## Task details
Print the entries below in their entirety, exactly as they are written.

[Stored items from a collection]
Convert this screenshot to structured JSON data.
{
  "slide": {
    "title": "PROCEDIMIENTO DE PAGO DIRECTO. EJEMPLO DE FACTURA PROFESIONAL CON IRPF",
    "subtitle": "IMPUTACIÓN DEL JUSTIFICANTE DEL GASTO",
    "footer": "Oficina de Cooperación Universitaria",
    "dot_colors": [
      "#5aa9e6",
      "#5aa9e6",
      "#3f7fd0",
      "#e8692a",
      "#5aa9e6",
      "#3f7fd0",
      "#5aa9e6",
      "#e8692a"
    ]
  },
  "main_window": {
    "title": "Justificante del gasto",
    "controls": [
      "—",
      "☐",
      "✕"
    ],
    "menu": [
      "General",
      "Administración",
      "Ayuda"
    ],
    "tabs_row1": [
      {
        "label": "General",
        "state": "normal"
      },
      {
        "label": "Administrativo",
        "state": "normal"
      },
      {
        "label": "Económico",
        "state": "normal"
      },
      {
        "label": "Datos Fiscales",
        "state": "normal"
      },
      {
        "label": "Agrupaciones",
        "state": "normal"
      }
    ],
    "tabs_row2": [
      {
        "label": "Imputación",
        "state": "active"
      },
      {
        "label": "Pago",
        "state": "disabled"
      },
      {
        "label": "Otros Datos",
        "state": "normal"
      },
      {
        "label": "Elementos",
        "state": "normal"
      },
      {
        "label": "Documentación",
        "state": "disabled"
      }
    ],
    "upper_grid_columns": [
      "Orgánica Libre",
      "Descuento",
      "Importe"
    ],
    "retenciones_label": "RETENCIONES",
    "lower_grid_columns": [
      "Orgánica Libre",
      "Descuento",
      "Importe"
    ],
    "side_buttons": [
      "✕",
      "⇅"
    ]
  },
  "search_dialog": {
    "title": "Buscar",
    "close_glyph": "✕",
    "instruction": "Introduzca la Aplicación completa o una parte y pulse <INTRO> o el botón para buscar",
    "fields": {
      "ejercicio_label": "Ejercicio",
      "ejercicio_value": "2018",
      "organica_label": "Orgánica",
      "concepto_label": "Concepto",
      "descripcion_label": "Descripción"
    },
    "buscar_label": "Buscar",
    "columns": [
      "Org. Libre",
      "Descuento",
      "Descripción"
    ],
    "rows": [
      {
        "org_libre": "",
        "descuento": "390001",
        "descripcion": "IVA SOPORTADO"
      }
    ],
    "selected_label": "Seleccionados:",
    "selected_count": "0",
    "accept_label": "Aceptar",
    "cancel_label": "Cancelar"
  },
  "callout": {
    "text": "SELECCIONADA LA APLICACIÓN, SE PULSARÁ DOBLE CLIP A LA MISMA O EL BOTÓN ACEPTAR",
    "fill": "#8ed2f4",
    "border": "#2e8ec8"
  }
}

## Task result
Convert this screenshot to structured JSON data.
{
  "slide": {
    "title": "PROCEDIMIENTO DE PAGO DIRECTO. EJEMPLO DE FACTURA PROFESIONAL CON IRPF",
    "subtitle": "IMPUTACIÓN DEL JUSTIFICANTE DEL GASTO",
    "footer": "Oficina de Cooperación Universitaria",
    "dot_colors": [
      "#5aa9e6",
      "#5aa9e6",
      "#3f7fd0",
      "#e8692a",
      "#5aa9e6",
      "#3f7fd0",
      "#5aa9e6",
      "#e8692a"
    ]
  },
  "main_window": {
    "title": "Justificante del gasto",
    "controls": [
      "—",
      "☐",
      "✕"
    ],
    "menu": [
      "General",
      "Administración",
      "Ayuda"
    ],
    "tabs_row1": [
      {
        "label": "General",
        "state": "normal"
      },
      {
        "label": "Administrativo",
        "state": "normal"
      },
      {
        "label": "Económico",
        "state": "normal"
      },
      {
        "label": "Datos Fiscales",
        "state": "normal"
      },
      {
        "label": "Agrupaciones",
        "state": "normal"
      }
    ],
    "tabs_row2": [
      {
        "label": "Imputación",
        "state": "active"
      },
      {
        "label": "Pago",
        "state": "disabled"
      },
      {
        "label": "Otros Datos",
        "state": "normal"
      },
      {
        "label": "Elementos",
        "state": "normal"
      },
      {
        "label": "Documentación",
        "state": "disabled"
      }
    ],
    "upper_grid_columns": [
      "Orgánica Libre",
      "Descuento",
      "Importe"
    ],
    "retenciones_label": "RETENCIONES",
    "lower_grid_columns": [
      "Orgánica Libre",
      "Descuento",
      "Importe"
    ],
    "side_buttons": [
      "✕",
      "⇅"
    ]
  },
  "search_dialog": {
    "title": "Buscar",
    "close_glyph": "✕",
    "instruction": "Introduzca la Aplicación completa o una parte y pulse <INTRO> o el botón para buscar",
    "fields": {
      "ejercicio_label": "Ejercicio",
      "ejercicio_value": "2018",
      "organica_label": "Orgánica",
      "concepto_label": "Concepto",
      "descripcion_label": "Descripción"
    },
    "buscar_label": "Buscar",
    "columns": [
      "Org. Libre",
      "Descuento",
      "Descripción"
    ],
    "rows": [
      {
        "org_libre": "",
        "descuento": "390001",
        "descripcion": "IVA SOPORTADO"
      }
    ],
    "selected_label": "Seleccionados:",
    "selected_count": "0",
    "accept_label": "Aceptar",
    "cancel_label": "Cancelar"
  },
  "callout": {
    "text": "SELECCIONADA LA APLICACIÓN, SE PULSARÁ DOBLE CLIP A LA MISMA O EL BOTÓN ACEPTAR",
    "fill": "#8ed2f4",
    "border": "#2e8ec8"
  }
}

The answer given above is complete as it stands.